-- Start --
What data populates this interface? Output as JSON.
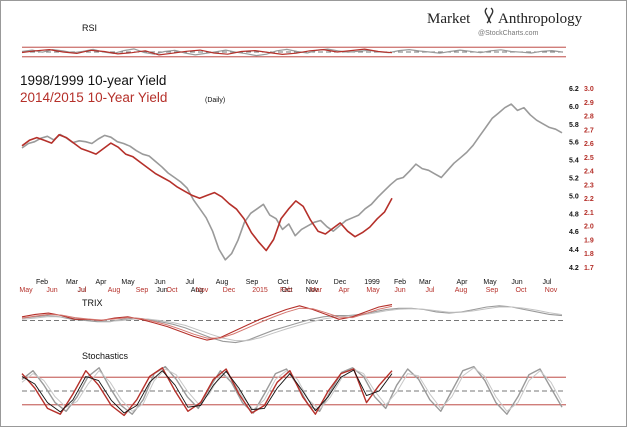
{
  "brand": {
    "title": "Market",
    "title2": "Anthropology",
    "credit": "@StockCharts.com"
  },
  "legend": {
    "line1": "1998/1999 10-year Yield",
    "line2": "2014/2015  10-Year Yield",
    "line2_note": "(Daily)"
  },
  "colors": {
    "series_1998": "#9a9a9a",
    "series_2014": "#b5302a",
    "grid": "#b5302a",
    "black": "#111111"
  },
  "chart_data": [
    {
      "type": "line",
      "name": "main",
      "ylim_left": [
        4.2,
        6.2
      ],
      "yticks_left": [
        "6.2",
        "6.0",
        "5.8",
        "5.6",
        "5.4",
        "5.2",
        "5.0",
        "4.8",
        "4.6",
        "4.4",
        "4.2"
      ],
      "ylim_right": [
        1.7,
        3.0
      ],
      "yticks_right": [
        "3.0",
        "2.9",
        "2.8",
        "2.7",
        "2.6",
        "2.5",
        "2.4",
        "2.3",
        "2.2",
        "2.1",
        "2.0",
        "1.9",
        "1.8",
        "1.7"
      ],
      "xticks_top": [
        "Feb",
        "Mar",
        "Apr",
        "May",
        "Jun",
        "Jul",
        "Aug",
        "Sep",
        "Oct",
        "Nov",
        "Dec",
        "1999",
        "Feb",
        "Mar",
        "Apr",
        "May",
        "Jun",
        "Jul"
      ],
      "xticks_top_2": [
        "Jul",
        "Jun",
        "Aug",
        "Oct",
        "Nov"
      ],
      "xticks_bottom": [
        "May",
        "Jun",
        "Jul",
        "Aug",
        "Sep",
        "Oct",
        "Nov",
        "Dec",
        "2015",
        "Feb",
        "Mar",
        "Apr",
        "May",
        "Jun",
        "Jul",
        "Aug",
        "Sep",
        "Oct",
        "Nov"
      ],
      "series": [
        {
          "key": "s1998",
          "values": [
            5.53,
            5.58,
            5.6,
            5.64,
            5.66,
            5.62,
            5.68,
            5.64,
            5.59,
            5.61,
            5.6,
            5.58,
            5.63,
            5.67,
            5.65,
            5.6,
            5.58,
            5.55,
            5.5,
            5.46,
            5.44,
            5.38,
            5.32,
            5.25,
            5.2,
            5.15,
            5.08,
            4.95,
            4.85,
            4.75,
            4.6,
            4.4,
            4.28,
            4.35,
            4.5,
            4.7,
            4.8,
            4.85,
            4.9,
            4.78,
            4.74,
            4.62,
            4.68,
            4.55,
            4.62,
            4.66,
            4.7,
            4.72,
            4.65,
            4.6,
            4.66,
            4.72,
            4.75,
            4.78,
            4.85,
            4.9,
            4.98,
            5.05,
            5.12,
            5.18,
            5.2,
            5.27,
            5.35,
            5.3,
            5.28,
            5.24,
            5.2,
            5.28,
            5.36,
            5.42,
            5.48,
            5.56,
            5.66,
            5.76,
            5.86,
            5.92,
            5.98,
            6.02,
            5.95,
            5.98,
            5.9,
            5.84,
            5.8,
            5.76,
            5.74,
            5.7
          ]
        },
        {
          "key": "s2014",
          "values": [
            2.58,
            2.62,
            2.64,
            2.62,
            2.6,
            2.66,
            2.64,
            2.6,
            2.56,
            2.54,
            2.52,
            2.56,
            2.6,
            2.57,
            2.52,
            2.5,
            2.46,
            2.42,
            2.38,
            2.35,
            2.32,
            2.28,
            2.25,
            2.22,
            2.2,
            2.22,
            2.24,
            2.21,
            2.16,
            2.12,
            2.05,
            1.95,
            1.88,
            1.82,
            1.9,
            2.05,
            2.12,
            2.18,
            2.14,
            2.04,
            1.96,
            1.94,
            1.98,
            2.02,
            1.96,
            1.92,
            1.95,
            1.99,
            2.05,
            2.1,
            2.2
          ]
        }
      ]
    },
    {
      "type": "line",
      "name": "rsi",
      "title": "RSI",
      "ylim": [
        0,
        100
      ],
      "levels": [
        70,
        50,
        30
      ],
      "series": [
        {
          "key": "rsi1998",
          "values": [
            52,
            58,
            49,
            60,
            55,
            47,
            53,
            61,
            50,
            44,
            56,
            63,
            48,
            41,
            52,
            57,
            46,
            38,
            44,
            51,
            58,
            49,
            43,
            35,
            41,
            55,
            61,
            52,
            46,
            58,
            62,
            55,
            49,
            53,
            57,
            51,
            47,
            56,
            60,
            54,
            50,
            45,
            52,
            58,
            53,
            47,
            55,
            59,
            52,
            49,
            46,
            53,
            56,
            50
          ]
        },
        {
          "key": "rsi2014",
          "values": [
            48,
            55,
            60,
            50,
            44,
            57,
            52,
            42,
            47,
            55,
            38,
            45,
            53,
            58,
            46,
            41,
            52,
            56,
            48,
            40,
            45,
            55,
            60,
            50,
            56,
            62,
            52,
            47
          ]
        }
      ]
    },
    {
      "type": "line",
      "name": "trix",
      "title": "TRIX",
      "ylim": [
        -1,
        1
      ],
      "levels": [
        0
      ],
      "series": [
        {
          "key": "trix1998",
          "values": [
            0.1,
            0.15,
            0.2,
            0.15,
            0.05,
            0.0,
            -0.05,
            -0.05,
            0.05,
            0.1,
            0.05,
            -0.05,
            -0.15,
            -0.3,
            -0.5,
            -0.7,
            -0.85,
            -0.9,
            -0.8,
            -0.6,
            -0.4,
            -0.25,
            -0.1,
            0.05,
            0.15,
            0.2,
            0.2,
            0.25,
            0.35,
            0.45,
            0.5,
            0.5,
            0.45,
            0.35,
            0.3,
            0.35,
            0.45,
            0.55,
            0.6,
            0.55,
            0.45,
            0.35,
            0.25,
            0.2
          ]
        },
        {
          "key": "trix1998b",
          "values": [
            0.05,
            0.1,
            0.15,
            0.15,
            0.1,
            0.05,
            0.0,
            -0.03,
            0.0,
            0.06,
            0.06,
            0.0,
            -0.08,
            -0.2,
            -0.38,
            -0.56,
            -0.72,
            -0.82,
            -0.82,
            -0.7,
            -0.52,
            -0.35,
            -0.2,
            -0.06,
            0.06,
            0.14,
            0.18,
            0.22,
            0.3,
            0.4,
            0.46,
            0.48,
            0.46,
            0.4,
            0.34,
            0.34,
            0.4,
            0.48,
            0.55,
            0.55,
            0.5,
            0.42,
            0.32,
            0.24
          ]
        },
        {
          "key": "trix2014",
          "values": [
            0.15,
            0.25,
            0.3,
            0.2,
            0.05,
            0.05,
            0.0,
            0.1,
            0.15,
            0.05,
            -0.1,
            -0.25,
            -0.45,
            -0.65,
            -0.8,
            -0.7,
            -0.45,
            -0.2,
            0.05,
            0.25,
            0.45,
            0.6,
            0.45,
            0.25,
            0.05,
            0.15,
            0.35,
            0.55,
            0.65
          ]
        },
        {
          "key": "trix2014b",
          "values": [
            0.1,
            0.18,
            0.25,
            0.22,
            0.12,
            0.06,
            0.02,
            0.06,
            0.12,
            0.08,
            -0.04,
            -0.18,
            -0.36,
            -0.56,
            -0.72,
            -0.72,
            -0.55,
            -0.32,
            -0.08,
            0.14,
            0.34,
            0.5,
            0.48,
            0.32,
            0.14,
            0.12,
            0.28,
            0.46,
            0.58
          ]
        }
      ]
    },
    {
      "type": "line",
      "name": "stochastics",
      "title": "Stochastics",
      "ylim": [
        0,
        100
      ],
      "levels": [
        80,
        50,
        20
      ],
      "series": [
        {
          "key": "st1998",
          "values": [
            70,
            85,
            60,
            30,
            15,
            40,
            75,
            90,
            55,
            25,
            10,
            35,
            80,
            92,
            70,
            40,
            20,
            55,
            85,
            65,
            30,
            12,
            45,
            80,
            88,
            60,
            25,
            15,
            50,
            82,
            90,
            75,
            40,
            20,
            60,
            88,
            70,
            35,
            15,
            50,
            85,
            92,
            68,
            30,
            10,
            40,
            78,
            88,
            55,
            22
          ]
        },
        {
          "key": "st1998b",
          "values": [
            65,
            80,
            68,
            40,
            22,
            32,
            62,
            85,
            65,
            35,
            15,
            28,
            68,
            88,
            78,
            50,
            28,
            45,
            78,
            72,
            40,
            18,
            35,
            70,
            85,
            70,
            35,
            18,
            40,
            72,
            88,
            80,
            50,
            26,
            48,
            80,
            76,
            45,
            20,
            40,
            76,
            90,
            75,
            40,
            15,
            30,
            68,
            85,
            65,
            30
          ]
        },
        {
          "key": "st2014",
          "values": [
            80,
            55,
            20,
            10,
            45,
            85,
            60,
            25,
            8,
            35,
            75,
            90,
            50,
            15,
            30,
            70,
            88,
            45,
            12,
            25,
            65,
            85,
            40,
            10,
            50,
            80,
            88,
            30,
            60,
            85
          ]
        },
        {
          "key": "st2014b",
          "values": [
            75,
            62,
            30,
            14,
            35,
            75,
            68,
            34,
            12,
            25,
            65,
            85,
            60,
            22,
            25,
            60,
            84,
            55,
            18,
            20,
            55,
            80,
            50,
            16,
            40,
            74,
            86,
            42,
            50,
            80
          ]
        }
      ]
    }
  ]
}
-- End --
**Exercise instructions**
Search the data for "name" and list every line in which it occurs.

**Written reply**
      "name": "main",
      "name": "rsi",
      "name": "trix",
      "name": "stochastics",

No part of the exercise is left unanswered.